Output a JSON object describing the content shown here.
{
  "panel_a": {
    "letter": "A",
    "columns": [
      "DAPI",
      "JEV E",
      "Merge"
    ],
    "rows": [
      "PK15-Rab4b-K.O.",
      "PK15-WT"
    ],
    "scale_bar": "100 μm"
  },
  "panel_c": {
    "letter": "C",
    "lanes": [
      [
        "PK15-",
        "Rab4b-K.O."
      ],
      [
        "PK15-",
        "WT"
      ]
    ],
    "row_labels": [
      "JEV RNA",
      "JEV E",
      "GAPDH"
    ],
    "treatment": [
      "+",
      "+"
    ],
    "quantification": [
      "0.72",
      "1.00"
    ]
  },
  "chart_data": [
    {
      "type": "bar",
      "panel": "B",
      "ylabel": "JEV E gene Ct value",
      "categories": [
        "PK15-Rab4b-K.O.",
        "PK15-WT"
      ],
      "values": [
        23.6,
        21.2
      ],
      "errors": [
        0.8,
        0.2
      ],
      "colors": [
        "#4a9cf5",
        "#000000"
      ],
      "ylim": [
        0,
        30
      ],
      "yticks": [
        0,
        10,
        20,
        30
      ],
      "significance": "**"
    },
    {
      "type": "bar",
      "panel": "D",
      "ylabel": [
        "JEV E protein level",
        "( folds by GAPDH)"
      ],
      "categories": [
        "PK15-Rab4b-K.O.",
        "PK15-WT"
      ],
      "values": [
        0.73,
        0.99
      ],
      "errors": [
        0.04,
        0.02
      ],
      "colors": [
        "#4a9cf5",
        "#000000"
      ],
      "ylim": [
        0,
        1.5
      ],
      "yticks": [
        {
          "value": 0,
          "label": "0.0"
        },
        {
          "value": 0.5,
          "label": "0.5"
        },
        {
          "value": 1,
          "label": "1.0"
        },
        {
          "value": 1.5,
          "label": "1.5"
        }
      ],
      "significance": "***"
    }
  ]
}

###

### Directions
A complete and exact transcription of the material is required.

### The completed task
Output a JSON object describing the content shown here.
{
  "panel_a": {
    "letter": "A",
    "columns": [
      "DAPI",
      "JEV E",
      "Merge"
    ],
    "rows": [
      "PK15-Rab4b-K.O.",
      "PK15-WT"
    ],
    "scale_bar": "100 μm"
  },
  "panel_c": {
    "letter": "C",
    "lanes": [
      [
        "PK15-",
        "Rab4b-K.O."
      ],
      [
        "PK15-",
        "WT"
      ]
    ],
    "row_labels": [
      "JEV RNA",
      "JEV E",
      "GAPDH"
    ],
    "treatment": [
      "+",
      "+"
    ],
    "quantification": [
      "0.72",
      "1.00"
    ]
  },
  "chart_data": [
    {
      "type": "bar",
      "panel": "B",
      "ylabel": "JEV E gene Ct value",
      "categories": [
        "PK15-Rab4b-K.O.",
        "PK15-WT"
      ],
      "values": [
        23.6,
        21.2
      ],
      "errors": [
        0.8,
        0.2
      ],
      "colors": [
        "#4a9cf5",
        "#000000"
      ],
      "ylim": [
        0,
        30
      ],
      "yticks": [
        0,
        10,
        20,
        30
      ],
      "significance": "**"
    },
    {
      "type": "bar",
      "panel": "D",
      "ylabel": [
        "JEV E protein level",
        "( folds by GAPDH)"
      ],
      "categories": [
        "PK15-Rab4b-K.O.",
        "PK15-WT"
      ],
      "values": [
        0.73,
        0.99
      ],
      "errors": [
        0.04,
        0.02
      ],
      "colors": [
        "#4a9cf5",
        "#000000"
      ],
      "ylim": [
        0,
        1.5
      ],
      "yticks": [
        {
          "value": 0,
          "label": "0.0"
        },
        {
          "value": 0.5,
          "label": "0.5"
        },
        {
          "value": 1,
          "label": "1.0"
        },
        {
          "value": 1.5,
          "label": "1.5"
        }
      ],
      "significance": "***"
    }
  ]
}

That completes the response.